#### PROVIDED RECORDS ####

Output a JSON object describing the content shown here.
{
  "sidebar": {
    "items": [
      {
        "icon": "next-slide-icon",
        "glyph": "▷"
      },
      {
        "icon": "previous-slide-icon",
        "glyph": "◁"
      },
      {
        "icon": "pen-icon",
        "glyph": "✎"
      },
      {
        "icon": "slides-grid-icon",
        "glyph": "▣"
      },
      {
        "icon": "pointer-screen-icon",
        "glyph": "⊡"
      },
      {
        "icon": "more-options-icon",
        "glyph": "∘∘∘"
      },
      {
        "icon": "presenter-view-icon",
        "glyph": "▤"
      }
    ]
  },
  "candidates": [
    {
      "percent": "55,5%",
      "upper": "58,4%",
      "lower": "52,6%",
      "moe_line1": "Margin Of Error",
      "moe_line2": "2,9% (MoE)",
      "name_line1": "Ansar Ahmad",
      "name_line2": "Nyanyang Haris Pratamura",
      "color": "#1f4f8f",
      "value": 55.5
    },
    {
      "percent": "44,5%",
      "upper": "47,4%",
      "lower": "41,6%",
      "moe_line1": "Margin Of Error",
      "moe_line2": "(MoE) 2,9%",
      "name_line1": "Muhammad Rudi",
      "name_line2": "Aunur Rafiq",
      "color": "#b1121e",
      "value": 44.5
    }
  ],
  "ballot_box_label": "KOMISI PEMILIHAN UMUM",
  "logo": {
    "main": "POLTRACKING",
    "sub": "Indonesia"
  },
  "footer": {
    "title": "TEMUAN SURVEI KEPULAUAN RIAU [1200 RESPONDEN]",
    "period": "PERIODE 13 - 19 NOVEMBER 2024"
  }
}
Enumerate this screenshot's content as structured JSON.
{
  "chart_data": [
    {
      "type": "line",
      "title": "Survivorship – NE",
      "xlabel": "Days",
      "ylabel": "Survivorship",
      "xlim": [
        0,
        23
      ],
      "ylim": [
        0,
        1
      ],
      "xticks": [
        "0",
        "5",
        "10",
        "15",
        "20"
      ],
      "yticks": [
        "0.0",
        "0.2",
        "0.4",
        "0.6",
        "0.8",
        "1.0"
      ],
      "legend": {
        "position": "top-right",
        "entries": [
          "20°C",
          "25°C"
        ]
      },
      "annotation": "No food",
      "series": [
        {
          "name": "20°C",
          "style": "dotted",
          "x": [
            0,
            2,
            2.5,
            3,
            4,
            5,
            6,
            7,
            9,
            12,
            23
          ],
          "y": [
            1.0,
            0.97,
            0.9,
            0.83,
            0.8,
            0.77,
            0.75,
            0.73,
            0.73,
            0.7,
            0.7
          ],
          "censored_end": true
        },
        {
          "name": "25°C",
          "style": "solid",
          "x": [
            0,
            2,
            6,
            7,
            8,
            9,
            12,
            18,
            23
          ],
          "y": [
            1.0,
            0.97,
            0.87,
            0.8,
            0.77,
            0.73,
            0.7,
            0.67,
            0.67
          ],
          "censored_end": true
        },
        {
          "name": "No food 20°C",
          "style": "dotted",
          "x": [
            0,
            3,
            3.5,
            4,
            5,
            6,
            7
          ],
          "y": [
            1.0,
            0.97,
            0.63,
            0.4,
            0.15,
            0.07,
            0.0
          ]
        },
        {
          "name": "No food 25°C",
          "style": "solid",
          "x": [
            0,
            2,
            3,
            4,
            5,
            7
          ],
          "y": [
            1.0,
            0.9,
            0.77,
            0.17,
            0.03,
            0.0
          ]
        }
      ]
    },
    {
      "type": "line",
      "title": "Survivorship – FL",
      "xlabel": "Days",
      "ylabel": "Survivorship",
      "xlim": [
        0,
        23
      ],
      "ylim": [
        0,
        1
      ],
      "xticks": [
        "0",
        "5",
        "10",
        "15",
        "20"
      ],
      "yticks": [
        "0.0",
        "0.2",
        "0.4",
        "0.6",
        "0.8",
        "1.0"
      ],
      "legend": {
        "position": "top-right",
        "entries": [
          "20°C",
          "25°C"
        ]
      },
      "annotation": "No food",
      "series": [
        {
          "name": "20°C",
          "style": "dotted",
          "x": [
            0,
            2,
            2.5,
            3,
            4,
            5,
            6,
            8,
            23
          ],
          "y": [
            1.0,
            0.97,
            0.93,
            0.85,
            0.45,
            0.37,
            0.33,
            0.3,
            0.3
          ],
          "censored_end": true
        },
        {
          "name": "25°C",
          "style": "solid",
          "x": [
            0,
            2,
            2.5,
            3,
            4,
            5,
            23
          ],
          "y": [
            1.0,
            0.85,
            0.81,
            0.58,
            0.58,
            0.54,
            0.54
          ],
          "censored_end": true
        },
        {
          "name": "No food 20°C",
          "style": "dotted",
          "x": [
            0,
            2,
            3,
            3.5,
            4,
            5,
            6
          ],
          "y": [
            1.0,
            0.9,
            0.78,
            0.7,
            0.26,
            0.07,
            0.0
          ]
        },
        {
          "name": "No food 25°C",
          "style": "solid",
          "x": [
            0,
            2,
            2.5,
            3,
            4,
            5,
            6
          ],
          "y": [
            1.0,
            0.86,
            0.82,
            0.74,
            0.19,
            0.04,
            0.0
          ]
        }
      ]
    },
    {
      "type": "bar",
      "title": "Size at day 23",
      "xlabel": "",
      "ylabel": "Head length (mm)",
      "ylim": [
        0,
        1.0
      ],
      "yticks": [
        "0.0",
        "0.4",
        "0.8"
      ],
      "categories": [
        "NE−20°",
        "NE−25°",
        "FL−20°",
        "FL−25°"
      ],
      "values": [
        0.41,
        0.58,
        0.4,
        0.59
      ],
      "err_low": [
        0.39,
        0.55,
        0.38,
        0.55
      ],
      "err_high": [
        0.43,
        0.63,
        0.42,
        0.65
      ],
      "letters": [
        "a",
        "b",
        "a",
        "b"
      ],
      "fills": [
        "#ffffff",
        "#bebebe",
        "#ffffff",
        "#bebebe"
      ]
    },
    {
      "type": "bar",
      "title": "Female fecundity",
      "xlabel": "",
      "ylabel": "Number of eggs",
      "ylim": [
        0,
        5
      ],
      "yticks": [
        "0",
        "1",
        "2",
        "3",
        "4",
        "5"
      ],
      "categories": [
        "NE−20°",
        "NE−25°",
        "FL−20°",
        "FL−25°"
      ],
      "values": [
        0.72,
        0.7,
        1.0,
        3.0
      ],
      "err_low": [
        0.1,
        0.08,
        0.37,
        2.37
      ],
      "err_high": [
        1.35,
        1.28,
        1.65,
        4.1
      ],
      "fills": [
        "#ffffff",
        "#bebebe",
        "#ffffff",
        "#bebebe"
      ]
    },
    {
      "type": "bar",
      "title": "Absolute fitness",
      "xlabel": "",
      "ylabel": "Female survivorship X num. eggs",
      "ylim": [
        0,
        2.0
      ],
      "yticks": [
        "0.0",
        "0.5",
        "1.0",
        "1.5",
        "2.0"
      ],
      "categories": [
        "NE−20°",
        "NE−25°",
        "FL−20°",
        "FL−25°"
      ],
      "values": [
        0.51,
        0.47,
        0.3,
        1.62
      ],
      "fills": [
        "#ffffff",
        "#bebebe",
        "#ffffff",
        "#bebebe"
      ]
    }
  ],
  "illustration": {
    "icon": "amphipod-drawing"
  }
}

####

**CHALLENGE**
Only the number is wanted: count the lines of the records that hold the word "glyph".

**REPLY TO THE EXERCISE**
7